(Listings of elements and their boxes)
--- --- ---
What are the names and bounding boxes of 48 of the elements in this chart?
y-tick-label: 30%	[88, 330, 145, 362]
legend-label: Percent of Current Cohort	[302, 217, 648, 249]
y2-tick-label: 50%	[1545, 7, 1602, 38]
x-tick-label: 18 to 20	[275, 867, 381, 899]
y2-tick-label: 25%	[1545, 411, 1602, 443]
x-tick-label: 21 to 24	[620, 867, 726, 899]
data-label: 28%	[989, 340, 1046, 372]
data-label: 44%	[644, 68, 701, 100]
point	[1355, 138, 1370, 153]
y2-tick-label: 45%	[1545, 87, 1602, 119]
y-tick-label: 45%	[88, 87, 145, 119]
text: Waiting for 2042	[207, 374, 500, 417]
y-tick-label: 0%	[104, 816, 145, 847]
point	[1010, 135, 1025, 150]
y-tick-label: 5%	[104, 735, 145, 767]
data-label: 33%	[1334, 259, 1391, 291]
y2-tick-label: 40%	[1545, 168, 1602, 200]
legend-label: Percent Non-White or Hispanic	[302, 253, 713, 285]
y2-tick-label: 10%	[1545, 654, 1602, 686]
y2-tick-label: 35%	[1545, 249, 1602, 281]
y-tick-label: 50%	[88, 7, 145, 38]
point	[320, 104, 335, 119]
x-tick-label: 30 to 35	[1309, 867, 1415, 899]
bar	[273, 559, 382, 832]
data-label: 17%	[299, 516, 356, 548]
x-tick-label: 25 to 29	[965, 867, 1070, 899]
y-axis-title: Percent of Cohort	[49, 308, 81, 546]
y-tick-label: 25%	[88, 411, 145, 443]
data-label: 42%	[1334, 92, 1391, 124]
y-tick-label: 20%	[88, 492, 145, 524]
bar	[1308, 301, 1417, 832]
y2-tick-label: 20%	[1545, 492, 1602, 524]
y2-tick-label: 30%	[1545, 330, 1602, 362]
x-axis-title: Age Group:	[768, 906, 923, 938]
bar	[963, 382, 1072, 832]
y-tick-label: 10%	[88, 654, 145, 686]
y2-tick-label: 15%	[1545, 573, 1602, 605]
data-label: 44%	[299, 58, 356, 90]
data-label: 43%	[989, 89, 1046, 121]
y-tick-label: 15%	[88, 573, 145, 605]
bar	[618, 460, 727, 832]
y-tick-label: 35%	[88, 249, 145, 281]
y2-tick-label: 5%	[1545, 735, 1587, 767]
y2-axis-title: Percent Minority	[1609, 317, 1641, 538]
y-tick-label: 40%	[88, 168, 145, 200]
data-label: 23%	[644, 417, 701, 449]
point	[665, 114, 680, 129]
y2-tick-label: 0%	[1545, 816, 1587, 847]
--- --- ---
Please return every line of the records above that contains the string "title".

y-axis-title: Percent of Cohort	[49, 308, 81, 546]
x-axis-title: Age Group:	[768, 906, 923, 938]
y2-axis-title: Percent Minority	[1609, 317, 1641, 538]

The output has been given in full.